- [WHAT THE EXERCISE ASKS]:
Report how many lines of these entries hold the string "title"; reply with the number alone.

╭─ RAW RECORDS

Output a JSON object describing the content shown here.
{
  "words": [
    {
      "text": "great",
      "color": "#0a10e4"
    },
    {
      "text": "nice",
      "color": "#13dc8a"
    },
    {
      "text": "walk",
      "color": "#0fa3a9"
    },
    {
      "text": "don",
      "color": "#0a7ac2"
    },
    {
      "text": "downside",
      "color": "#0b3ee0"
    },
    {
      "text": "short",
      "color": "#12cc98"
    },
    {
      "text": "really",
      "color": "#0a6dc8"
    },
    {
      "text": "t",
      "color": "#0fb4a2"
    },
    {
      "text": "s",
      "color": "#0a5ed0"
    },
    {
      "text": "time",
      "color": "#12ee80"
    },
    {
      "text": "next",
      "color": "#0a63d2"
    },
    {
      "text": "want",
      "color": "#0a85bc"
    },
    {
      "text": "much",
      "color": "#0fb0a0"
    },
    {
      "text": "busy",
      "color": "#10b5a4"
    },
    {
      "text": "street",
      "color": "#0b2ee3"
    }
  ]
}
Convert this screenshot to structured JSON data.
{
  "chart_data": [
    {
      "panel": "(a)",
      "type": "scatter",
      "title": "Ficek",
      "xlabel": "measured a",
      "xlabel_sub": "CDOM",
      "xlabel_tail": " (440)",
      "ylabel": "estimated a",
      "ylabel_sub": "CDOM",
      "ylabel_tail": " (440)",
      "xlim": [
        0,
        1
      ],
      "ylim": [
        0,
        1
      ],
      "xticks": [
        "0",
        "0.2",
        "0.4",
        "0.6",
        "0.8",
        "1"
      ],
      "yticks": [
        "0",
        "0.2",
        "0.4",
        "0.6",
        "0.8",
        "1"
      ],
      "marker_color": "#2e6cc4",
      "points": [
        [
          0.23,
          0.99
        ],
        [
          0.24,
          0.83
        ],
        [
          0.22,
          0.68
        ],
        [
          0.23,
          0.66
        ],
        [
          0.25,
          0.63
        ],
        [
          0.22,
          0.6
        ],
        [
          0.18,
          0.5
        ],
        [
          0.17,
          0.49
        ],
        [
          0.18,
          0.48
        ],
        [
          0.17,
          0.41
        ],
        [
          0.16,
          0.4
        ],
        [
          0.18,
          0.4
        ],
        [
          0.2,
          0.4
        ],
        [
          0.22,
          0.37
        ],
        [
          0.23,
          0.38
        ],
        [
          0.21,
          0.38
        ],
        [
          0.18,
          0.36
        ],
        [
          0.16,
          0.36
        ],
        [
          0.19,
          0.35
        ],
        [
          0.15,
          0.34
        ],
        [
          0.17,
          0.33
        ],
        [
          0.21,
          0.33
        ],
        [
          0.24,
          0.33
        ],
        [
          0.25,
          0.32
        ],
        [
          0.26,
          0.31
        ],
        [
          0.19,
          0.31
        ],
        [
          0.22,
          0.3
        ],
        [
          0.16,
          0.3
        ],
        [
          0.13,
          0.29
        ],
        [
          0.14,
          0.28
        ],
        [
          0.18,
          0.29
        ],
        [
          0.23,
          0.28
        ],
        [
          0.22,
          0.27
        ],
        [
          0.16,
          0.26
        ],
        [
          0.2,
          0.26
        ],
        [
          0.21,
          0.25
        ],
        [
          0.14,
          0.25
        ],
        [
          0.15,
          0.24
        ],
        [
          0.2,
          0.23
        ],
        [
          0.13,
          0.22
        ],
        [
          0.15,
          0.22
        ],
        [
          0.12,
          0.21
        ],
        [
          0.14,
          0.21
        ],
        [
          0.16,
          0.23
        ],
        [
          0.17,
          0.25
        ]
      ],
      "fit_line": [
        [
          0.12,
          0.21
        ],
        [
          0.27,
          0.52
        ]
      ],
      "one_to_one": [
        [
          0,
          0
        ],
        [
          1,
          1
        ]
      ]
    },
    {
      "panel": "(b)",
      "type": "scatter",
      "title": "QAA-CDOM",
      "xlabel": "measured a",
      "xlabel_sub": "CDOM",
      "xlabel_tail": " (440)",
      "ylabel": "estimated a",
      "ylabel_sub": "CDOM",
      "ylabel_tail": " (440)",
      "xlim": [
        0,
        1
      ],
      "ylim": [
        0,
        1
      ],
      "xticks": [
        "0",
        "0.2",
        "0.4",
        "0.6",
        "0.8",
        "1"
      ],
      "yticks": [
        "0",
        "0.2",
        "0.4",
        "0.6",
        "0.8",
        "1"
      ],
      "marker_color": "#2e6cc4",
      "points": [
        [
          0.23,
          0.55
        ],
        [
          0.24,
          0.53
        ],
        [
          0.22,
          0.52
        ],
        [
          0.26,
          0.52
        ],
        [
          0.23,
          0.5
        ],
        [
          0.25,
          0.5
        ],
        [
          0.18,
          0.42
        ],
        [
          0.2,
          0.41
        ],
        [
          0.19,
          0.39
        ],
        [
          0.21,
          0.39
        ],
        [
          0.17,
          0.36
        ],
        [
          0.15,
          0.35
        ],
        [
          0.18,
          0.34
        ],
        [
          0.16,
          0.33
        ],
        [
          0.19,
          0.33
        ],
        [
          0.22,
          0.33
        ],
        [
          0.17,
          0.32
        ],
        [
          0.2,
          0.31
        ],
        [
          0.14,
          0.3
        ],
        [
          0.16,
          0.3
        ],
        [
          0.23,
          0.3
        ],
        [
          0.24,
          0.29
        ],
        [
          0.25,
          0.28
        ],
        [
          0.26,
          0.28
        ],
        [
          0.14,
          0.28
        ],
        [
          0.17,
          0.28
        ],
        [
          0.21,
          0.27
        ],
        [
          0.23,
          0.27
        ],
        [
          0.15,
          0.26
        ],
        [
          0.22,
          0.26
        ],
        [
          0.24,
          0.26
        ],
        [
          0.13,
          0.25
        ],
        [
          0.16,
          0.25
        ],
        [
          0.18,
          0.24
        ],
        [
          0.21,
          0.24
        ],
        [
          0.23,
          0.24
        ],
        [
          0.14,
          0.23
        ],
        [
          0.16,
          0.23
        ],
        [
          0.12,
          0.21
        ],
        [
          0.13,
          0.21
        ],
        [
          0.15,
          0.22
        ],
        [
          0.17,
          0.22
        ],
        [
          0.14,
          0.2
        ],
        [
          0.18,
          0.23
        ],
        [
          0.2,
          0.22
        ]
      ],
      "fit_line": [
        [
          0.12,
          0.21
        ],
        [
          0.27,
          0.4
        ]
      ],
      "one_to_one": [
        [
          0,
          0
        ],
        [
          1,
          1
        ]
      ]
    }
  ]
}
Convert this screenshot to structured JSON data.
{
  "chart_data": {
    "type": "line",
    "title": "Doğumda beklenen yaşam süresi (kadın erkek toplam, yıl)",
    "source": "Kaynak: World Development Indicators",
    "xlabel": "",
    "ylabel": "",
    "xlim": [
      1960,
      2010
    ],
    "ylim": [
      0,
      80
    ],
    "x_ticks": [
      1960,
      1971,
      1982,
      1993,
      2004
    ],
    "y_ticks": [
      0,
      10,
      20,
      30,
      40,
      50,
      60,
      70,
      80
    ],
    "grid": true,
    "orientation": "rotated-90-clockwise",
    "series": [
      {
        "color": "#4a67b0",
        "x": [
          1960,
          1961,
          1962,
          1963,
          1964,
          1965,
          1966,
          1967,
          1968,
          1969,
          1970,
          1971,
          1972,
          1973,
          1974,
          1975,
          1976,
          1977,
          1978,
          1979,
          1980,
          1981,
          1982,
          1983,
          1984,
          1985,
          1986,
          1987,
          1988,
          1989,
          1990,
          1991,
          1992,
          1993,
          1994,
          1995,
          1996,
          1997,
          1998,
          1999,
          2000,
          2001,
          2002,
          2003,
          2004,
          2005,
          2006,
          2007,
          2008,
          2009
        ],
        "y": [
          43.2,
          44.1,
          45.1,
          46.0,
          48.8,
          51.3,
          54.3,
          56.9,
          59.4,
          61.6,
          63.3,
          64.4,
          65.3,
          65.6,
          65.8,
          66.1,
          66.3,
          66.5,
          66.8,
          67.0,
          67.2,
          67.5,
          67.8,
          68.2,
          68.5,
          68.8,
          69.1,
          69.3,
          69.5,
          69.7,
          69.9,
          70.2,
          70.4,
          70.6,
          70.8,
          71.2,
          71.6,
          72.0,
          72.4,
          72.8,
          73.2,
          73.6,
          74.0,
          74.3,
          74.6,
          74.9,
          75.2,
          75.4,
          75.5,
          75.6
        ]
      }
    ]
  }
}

╰─

- [ANSWER TO THIS TASK]:
3